**Exercise**
Return every line of the records that includes the string "available".

**Task inputs**
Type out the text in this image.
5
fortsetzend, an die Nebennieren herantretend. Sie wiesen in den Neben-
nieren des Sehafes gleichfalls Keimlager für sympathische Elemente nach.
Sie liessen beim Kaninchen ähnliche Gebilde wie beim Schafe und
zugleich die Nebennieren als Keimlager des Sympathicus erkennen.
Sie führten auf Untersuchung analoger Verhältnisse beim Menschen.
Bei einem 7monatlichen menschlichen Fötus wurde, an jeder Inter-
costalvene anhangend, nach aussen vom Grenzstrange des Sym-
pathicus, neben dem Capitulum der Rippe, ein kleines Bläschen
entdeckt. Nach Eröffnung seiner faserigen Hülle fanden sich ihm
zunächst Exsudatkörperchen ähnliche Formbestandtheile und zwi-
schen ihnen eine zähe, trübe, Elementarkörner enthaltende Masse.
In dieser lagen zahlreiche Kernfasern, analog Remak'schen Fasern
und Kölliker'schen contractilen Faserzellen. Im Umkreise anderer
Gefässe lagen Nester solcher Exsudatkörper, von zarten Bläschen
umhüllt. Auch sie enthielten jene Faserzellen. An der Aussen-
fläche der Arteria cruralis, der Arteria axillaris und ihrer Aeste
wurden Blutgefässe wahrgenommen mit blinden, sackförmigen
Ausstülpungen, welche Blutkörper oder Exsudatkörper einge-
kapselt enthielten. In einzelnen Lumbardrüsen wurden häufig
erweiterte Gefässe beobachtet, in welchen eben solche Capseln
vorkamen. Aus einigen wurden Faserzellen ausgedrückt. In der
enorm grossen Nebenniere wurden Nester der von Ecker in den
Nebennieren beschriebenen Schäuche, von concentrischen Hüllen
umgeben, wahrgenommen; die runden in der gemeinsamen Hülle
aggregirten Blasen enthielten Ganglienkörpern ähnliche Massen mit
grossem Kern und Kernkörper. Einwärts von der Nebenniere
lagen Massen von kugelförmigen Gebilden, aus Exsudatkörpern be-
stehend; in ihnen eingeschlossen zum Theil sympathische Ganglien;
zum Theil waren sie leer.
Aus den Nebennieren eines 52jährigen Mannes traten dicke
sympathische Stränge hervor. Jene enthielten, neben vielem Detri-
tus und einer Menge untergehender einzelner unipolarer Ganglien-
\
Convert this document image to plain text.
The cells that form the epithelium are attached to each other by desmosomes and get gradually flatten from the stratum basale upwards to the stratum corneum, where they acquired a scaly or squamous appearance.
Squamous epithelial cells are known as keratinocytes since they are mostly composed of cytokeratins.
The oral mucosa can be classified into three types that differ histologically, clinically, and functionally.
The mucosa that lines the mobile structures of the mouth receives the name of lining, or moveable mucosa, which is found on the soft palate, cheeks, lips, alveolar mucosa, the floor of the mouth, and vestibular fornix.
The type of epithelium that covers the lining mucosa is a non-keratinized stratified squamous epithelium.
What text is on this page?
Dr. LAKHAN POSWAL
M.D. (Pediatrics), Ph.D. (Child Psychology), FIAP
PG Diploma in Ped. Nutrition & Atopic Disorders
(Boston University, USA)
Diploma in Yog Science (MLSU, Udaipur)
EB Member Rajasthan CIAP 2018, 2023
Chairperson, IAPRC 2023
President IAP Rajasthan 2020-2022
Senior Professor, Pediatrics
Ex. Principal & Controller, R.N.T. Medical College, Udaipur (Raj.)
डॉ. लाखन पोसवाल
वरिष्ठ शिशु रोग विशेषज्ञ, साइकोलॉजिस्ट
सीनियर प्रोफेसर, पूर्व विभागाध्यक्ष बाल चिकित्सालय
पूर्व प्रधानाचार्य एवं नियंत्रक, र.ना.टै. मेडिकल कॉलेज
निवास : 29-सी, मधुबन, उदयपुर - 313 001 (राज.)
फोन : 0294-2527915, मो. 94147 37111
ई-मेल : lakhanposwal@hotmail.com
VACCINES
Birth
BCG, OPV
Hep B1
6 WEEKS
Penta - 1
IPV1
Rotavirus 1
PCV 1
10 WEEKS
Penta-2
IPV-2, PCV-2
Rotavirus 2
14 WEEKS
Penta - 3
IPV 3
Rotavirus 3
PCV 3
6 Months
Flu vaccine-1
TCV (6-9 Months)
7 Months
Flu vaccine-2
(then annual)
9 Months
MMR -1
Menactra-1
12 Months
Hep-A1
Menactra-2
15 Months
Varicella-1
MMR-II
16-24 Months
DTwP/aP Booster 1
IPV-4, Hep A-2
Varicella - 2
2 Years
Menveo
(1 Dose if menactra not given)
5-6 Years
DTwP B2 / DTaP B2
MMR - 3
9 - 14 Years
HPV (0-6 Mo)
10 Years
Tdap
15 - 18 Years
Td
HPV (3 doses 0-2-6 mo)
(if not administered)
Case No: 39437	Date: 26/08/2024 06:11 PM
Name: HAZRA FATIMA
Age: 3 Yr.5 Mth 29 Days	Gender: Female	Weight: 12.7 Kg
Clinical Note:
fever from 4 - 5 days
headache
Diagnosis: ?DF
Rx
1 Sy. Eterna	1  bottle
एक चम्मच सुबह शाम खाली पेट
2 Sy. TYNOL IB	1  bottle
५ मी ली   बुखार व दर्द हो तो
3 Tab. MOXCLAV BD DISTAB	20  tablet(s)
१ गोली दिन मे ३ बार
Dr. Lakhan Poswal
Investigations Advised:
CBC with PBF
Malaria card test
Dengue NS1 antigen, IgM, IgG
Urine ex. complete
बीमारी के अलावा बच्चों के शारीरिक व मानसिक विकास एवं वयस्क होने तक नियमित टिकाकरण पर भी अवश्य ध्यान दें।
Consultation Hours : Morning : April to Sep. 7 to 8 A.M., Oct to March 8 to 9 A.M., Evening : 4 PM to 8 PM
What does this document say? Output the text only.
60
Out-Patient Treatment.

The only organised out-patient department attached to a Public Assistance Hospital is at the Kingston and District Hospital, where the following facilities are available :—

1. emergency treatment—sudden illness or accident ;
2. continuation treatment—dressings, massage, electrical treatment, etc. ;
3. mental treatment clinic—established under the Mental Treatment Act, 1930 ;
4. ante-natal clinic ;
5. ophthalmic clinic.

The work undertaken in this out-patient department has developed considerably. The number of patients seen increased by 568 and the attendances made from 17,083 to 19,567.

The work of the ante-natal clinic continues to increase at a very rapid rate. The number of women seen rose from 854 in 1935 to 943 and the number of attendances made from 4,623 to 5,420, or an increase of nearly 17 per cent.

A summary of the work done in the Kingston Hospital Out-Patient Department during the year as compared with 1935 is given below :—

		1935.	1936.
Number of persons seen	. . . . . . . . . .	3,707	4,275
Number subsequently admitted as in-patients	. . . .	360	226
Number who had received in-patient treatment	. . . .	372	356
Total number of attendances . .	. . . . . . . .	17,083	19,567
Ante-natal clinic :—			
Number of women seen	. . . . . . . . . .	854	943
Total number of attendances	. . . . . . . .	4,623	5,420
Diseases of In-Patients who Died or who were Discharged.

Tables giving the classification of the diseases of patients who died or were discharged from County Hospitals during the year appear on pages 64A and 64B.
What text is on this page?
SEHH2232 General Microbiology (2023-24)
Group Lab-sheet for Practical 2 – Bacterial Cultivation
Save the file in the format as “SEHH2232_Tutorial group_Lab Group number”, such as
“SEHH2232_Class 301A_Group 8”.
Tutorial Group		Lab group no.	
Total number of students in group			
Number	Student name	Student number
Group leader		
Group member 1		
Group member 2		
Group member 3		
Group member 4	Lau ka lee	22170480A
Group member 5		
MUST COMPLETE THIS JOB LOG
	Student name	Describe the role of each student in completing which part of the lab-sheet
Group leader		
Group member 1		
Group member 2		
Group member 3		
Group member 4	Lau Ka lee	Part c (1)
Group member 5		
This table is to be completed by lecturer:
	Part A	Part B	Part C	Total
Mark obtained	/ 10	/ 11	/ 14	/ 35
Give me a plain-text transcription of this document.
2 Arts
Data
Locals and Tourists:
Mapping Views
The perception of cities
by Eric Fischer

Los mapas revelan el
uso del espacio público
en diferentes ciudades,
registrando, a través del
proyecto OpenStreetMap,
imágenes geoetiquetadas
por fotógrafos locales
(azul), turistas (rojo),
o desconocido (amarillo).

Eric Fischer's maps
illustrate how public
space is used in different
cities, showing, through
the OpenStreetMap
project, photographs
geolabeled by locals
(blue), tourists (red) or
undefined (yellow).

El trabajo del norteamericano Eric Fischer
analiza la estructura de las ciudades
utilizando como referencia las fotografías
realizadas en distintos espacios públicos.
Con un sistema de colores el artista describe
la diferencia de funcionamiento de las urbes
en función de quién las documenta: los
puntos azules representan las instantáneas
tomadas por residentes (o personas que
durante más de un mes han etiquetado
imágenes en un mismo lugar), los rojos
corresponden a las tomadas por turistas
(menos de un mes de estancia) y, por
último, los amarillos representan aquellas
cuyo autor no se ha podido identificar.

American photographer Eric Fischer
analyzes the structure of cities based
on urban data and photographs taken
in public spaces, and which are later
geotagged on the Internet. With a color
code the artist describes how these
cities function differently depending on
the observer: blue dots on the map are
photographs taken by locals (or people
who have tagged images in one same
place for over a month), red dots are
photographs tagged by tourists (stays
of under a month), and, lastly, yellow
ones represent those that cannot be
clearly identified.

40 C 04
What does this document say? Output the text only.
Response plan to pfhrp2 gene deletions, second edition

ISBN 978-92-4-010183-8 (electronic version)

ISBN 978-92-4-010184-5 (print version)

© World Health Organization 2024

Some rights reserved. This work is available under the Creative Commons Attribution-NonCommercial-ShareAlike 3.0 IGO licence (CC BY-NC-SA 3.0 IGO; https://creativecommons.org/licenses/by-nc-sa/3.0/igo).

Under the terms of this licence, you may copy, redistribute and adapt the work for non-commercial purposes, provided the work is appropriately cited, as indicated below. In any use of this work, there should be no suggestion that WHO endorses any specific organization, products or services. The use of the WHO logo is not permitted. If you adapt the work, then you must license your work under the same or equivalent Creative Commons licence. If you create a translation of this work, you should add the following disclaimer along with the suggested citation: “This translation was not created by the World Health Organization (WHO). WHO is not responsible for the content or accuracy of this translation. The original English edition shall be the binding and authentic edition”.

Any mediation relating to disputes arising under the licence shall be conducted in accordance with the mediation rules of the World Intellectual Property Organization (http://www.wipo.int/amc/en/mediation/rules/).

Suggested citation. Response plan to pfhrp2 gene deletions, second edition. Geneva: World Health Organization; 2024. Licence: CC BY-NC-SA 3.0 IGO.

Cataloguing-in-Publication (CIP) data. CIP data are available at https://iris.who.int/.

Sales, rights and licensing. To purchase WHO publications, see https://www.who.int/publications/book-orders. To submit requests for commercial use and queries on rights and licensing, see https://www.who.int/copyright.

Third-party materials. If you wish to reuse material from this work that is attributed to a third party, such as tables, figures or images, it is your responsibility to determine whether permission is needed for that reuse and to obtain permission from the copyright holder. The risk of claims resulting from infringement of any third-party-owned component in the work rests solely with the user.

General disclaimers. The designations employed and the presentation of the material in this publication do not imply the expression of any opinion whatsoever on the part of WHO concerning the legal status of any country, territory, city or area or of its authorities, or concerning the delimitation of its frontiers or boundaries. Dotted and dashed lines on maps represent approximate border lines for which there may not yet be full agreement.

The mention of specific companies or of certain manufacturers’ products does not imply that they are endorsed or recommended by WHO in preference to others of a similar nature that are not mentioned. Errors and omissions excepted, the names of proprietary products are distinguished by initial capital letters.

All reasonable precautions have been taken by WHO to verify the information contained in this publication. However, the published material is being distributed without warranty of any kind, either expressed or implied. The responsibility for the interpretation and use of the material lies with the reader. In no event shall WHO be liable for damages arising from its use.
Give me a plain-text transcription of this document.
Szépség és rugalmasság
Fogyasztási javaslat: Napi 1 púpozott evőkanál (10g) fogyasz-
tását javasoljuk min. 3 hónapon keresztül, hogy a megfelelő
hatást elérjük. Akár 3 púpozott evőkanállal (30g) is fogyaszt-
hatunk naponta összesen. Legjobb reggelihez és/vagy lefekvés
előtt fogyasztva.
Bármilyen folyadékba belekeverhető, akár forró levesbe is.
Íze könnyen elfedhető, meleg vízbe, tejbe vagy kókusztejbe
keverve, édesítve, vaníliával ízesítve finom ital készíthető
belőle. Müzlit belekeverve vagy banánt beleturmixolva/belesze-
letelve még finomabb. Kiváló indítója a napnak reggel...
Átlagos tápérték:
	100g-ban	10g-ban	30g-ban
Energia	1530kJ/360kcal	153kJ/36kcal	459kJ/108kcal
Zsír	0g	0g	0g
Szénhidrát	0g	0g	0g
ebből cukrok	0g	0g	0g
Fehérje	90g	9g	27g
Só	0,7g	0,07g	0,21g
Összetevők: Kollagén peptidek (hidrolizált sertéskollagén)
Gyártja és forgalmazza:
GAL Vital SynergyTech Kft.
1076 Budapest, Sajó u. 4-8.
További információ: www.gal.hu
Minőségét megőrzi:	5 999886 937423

**Output of the task**
The only organised out-patient department attached to a Public Assistance Hospital is at the Kingston and District Hospital, where the following facilities are available :—
Some rights reserved. This work is available under the Creative Commons Attribution-NonCommercial-ShareAlike 3.0 IGO licence (CC BY-NC-SA 3.0 IGO; https://creativecommons.org/licenses/by-nc-sa/3.0/igo).
Cataloguing-in-Publication (CIP) data. CIP data are available at https://iris.who.int/.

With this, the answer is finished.